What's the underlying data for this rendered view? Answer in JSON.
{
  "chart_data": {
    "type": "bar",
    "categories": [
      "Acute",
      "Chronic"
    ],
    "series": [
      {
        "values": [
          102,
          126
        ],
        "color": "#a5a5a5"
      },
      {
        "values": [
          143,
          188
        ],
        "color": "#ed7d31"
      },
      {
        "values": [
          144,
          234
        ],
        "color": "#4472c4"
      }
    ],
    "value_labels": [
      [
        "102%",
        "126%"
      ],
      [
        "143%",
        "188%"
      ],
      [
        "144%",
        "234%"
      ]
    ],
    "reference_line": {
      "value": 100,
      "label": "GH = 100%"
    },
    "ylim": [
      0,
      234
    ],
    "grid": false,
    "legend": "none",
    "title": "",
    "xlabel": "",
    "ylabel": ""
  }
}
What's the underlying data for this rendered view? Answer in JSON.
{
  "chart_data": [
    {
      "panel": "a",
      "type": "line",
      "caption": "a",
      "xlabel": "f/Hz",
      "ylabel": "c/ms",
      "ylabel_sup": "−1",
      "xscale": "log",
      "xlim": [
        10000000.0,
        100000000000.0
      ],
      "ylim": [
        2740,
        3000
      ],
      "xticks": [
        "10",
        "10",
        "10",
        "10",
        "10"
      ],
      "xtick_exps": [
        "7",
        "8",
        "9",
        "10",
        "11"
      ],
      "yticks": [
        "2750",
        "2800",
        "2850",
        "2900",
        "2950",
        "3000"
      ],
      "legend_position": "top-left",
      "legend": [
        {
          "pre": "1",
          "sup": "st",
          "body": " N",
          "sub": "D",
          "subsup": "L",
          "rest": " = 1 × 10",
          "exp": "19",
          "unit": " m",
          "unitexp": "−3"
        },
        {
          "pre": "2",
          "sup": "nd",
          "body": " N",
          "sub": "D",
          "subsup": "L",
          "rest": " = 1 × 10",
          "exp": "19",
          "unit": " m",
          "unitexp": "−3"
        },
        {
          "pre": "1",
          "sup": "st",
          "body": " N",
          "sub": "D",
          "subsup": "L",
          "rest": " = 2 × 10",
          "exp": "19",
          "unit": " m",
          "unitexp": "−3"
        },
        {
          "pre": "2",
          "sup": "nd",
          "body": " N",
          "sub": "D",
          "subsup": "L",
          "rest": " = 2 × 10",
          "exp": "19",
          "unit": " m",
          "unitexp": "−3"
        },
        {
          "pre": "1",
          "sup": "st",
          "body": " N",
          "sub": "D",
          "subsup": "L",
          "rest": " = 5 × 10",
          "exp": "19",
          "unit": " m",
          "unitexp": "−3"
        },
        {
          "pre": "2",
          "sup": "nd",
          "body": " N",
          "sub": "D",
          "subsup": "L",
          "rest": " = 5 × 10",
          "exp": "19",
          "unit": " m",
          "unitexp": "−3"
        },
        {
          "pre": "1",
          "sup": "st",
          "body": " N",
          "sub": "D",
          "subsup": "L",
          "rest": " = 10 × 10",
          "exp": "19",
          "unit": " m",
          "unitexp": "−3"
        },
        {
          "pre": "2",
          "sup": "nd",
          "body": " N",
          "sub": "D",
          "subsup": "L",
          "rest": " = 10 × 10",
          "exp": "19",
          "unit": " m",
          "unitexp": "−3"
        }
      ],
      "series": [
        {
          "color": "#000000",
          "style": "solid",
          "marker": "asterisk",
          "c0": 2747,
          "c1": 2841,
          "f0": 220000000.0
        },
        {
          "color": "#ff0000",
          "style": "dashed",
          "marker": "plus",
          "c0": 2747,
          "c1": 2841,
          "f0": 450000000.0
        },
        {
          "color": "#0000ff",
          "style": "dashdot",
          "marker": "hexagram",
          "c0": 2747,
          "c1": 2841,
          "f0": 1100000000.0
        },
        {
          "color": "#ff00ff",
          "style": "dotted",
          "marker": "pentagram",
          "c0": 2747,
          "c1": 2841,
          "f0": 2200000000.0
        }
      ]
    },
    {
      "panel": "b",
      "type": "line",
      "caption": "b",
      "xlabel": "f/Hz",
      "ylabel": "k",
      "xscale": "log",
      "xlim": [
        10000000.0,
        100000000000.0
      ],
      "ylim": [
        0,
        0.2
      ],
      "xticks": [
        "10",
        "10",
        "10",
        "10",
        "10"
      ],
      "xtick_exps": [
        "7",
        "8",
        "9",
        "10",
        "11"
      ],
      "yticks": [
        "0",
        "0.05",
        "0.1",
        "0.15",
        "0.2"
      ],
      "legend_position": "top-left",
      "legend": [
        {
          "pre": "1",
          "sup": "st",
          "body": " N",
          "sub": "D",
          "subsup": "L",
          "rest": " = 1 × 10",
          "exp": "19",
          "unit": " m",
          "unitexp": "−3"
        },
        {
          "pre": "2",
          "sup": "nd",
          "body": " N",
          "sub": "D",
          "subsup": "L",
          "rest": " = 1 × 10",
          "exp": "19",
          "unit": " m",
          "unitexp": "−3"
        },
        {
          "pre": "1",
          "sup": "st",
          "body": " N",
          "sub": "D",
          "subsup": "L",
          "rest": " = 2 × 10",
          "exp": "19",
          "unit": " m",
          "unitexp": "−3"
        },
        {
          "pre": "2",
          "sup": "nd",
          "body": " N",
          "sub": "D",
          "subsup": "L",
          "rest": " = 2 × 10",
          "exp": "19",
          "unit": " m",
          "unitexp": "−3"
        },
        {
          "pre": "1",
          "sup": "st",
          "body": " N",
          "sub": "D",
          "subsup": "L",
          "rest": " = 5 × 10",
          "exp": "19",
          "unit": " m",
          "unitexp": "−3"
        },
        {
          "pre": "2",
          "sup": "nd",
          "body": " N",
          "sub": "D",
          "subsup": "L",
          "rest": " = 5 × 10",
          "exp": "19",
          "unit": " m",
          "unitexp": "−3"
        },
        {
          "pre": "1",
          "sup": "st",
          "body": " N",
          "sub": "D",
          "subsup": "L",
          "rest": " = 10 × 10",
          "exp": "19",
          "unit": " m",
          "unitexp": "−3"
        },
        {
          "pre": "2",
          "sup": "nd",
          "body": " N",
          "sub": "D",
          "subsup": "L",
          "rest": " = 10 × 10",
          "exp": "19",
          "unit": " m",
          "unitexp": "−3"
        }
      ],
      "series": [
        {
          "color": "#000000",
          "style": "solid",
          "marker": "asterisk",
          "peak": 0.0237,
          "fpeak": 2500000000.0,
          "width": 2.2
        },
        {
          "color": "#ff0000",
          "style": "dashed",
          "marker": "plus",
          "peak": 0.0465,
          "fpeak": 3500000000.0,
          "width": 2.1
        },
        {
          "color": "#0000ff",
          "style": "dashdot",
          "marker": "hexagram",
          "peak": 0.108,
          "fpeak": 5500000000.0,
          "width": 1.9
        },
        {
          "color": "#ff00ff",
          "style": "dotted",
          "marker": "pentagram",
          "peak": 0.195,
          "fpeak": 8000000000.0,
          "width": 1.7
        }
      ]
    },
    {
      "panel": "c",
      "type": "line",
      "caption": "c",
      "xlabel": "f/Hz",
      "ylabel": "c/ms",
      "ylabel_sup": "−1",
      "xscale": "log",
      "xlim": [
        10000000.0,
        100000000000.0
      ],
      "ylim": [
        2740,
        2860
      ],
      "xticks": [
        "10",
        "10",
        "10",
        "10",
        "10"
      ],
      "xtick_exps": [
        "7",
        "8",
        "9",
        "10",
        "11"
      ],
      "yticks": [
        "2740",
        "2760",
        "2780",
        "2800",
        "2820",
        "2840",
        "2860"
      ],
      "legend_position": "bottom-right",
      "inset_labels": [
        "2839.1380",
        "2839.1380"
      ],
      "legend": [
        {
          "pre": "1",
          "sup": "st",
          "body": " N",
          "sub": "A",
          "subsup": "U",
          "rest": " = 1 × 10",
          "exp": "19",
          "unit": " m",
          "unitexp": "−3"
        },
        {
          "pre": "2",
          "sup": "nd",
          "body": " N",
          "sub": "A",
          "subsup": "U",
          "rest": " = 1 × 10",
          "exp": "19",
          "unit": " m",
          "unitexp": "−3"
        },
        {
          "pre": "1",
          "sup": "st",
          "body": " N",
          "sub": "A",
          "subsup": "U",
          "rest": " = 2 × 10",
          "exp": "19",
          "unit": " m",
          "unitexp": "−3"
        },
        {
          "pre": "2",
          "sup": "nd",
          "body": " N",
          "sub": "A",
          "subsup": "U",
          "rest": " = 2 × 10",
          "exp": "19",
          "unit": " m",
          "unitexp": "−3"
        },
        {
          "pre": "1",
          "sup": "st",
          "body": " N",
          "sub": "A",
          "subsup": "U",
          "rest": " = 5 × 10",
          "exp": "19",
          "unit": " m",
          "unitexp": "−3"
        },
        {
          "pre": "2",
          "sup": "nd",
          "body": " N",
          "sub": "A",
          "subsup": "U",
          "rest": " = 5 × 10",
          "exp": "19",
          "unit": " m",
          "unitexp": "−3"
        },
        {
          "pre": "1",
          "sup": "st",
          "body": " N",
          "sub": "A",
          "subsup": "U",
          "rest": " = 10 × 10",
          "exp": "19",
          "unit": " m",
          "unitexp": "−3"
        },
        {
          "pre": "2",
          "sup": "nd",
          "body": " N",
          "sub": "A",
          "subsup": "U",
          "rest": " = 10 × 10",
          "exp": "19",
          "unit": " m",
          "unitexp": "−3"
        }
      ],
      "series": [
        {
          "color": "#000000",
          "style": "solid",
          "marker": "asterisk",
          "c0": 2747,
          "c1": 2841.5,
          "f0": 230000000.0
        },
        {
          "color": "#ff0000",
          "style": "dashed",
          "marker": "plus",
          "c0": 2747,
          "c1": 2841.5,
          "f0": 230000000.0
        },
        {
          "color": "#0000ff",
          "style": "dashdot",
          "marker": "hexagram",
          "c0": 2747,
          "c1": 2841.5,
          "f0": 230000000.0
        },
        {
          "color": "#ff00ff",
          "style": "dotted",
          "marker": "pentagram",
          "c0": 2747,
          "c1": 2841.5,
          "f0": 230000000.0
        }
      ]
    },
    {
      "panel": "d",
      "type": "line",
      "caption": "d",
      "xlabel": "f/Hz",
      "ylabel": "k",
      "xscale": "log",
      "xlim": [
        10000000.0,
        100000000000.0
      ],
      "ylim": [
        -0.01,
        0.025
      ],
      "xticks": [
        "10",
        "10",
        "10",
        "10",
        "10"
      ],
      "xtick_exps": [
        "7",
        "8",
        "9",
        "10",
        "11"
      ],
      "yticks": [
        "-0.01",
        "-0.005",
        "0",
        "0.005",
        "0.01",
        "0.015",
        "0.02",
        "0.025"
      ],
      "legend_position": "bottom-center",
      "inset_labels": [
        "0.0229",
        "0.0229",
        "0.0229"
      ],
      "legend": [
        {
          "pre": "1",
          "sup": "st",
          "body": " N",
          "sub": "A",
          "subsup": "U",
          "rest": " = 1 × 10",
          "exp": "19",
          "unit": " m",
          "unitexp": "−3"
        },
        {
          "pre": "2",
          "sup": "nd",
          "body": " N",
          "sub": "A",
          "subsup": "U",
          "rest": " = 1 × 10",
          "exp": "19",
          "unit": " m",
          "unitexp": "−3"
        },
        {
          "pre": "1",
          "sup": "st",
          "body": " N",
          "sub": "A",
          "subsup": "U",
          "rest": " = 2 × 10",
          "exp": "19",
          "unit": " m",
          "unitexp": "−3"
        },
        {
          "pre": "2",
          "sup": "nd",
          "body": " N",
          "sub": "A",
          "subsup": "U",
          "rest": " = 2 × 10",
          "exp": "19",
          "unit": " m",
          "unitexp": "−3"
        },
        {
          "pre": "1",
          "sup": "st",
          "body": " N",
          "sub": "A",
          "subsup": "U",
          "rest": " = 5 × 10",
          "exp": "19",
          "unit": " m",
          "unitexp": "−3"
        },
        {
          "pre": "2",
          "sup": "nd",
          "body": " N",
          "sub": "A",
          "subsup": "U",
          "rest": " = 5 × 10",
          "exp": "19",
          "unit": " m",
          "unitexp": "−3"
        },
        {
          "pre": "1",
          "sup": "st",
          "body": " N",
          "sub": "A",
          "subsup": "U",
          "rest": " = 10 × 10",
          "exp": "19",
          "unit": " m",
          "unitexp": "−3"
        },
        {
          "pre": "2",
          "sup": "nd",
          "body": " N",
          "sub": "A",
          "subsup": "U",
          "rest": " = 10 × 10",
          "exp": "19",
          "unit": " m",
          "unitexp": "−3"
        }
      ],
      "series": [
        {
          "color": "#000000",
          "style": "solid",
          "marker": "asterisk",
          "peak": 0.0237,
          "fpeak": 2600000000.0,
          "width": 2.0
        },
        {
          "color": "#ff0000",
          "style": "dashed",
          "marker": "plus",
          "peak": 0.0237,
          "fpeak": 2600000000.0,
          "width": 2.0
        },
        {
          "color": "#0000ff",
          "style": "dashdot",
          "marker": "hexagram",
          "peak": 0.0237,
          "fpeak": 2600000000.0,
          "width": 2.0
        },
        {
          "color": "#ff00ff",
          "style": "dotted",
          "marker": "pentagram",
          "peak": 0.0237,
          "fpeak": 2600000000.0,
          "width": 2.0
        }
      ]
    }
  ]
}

Brief: Only the number is needed: state how many lines in the listing contain "caption".

Result of the task: 4